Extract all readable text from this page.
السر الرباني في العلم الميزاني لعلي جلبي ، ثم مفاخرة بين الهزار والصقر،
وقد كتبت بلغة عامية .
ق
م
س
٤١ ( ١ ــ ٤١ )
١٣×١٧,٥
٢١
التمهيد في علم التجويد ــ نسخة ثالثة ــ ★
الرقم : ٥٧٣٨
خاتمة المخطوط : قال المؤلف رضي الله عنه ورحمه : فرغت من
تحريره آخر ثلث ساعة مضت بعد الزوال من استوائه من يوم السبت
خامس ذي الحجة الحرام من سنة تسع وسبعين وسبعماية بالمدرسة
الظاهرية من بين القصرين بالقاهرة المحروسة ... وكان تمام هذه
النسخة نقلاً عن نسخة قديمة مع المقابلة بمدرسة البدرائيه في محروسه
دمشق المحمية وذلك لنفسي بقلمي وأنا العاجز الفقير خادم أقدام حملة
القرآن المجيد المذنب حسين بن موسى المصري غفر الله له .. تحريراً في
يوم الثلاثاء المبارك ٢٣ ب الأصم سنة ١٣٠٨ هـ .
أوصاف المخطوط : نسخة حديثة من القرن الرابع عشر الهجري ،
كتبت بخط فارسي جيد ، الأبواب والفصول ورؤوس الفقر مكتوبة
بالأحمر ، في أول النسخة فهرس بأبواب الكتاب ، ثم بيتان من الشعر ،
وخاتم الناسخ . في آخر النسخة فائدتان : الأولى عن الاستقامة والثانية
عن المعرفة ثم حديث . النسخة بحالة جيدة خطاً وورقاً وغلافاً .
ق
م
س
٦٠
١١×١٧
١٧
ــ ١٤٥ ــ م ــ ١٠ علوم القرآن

——————————

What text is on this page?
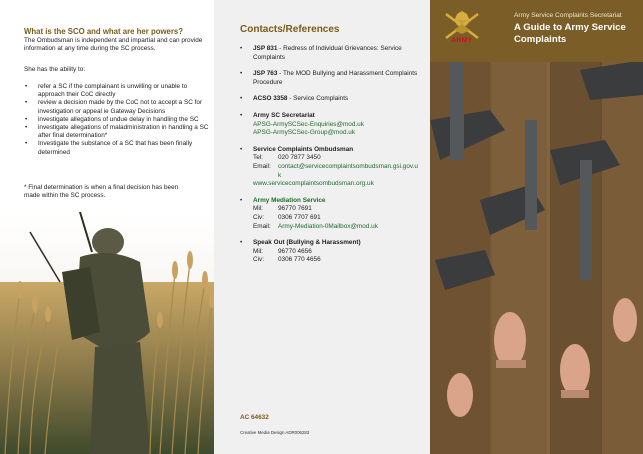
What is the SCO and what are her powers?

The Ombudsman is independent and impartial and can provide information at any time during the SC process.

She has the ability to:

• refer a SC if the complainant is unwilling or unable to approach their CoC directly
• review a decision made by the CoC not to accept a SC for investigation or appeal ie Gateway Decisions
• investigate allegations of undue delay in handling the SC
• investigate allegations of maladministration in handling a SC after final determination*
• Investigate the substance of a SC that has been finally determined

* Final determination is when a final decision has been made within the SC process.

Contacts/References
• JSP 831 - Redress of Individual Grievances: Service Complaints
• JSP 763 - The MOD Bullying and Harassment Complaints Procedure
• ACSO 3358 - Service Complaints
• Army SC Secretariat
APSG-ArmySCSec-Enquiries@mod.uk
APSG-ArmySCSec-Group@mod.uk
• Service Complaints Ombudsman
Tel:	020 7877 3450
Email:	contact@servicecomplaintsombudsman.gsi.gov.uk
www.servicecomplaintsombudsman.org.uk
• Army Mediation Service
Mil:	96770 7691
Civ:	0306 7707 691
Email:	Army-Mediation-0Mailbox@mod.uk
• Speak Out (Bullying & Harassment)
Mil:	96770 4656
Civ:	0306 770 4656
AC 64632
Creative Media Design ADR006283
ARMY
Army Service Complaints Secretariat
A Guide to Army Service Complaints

——————————

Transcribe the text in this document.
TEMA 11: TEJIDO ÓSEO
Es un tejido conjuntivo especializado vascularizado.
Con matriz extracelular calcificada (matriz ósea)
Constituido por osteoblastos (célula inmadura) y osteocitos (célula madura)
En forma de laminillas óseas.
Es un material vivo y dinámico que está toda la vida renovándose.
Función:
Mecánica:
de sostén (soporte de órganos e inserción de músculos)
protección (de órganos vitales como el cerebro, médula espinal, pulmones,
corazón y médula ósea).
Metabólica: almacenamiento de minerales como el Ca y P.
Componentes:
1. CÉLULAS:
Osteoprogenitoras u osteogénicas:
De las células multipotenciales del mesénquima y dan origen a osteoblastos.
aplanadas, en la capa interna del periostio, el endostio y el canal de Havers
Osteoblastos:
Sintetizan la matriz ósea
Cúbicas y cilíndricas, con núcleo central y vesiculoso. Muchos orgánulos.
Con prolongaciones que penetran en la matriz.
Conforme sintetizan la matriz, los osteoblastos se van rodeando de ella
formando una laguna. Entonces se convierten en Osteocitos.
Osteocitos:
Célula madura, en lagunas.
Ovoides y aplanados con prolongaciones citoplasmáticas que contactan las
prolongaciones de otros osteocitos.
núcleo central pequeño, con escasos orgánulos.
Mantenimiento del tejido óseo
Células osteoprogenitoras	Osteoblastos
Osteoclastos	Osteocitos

——————————

Direction >> Every line of the listing that holds "madura" is to be counted; give only the resulting number.

Result of this exercise >> 2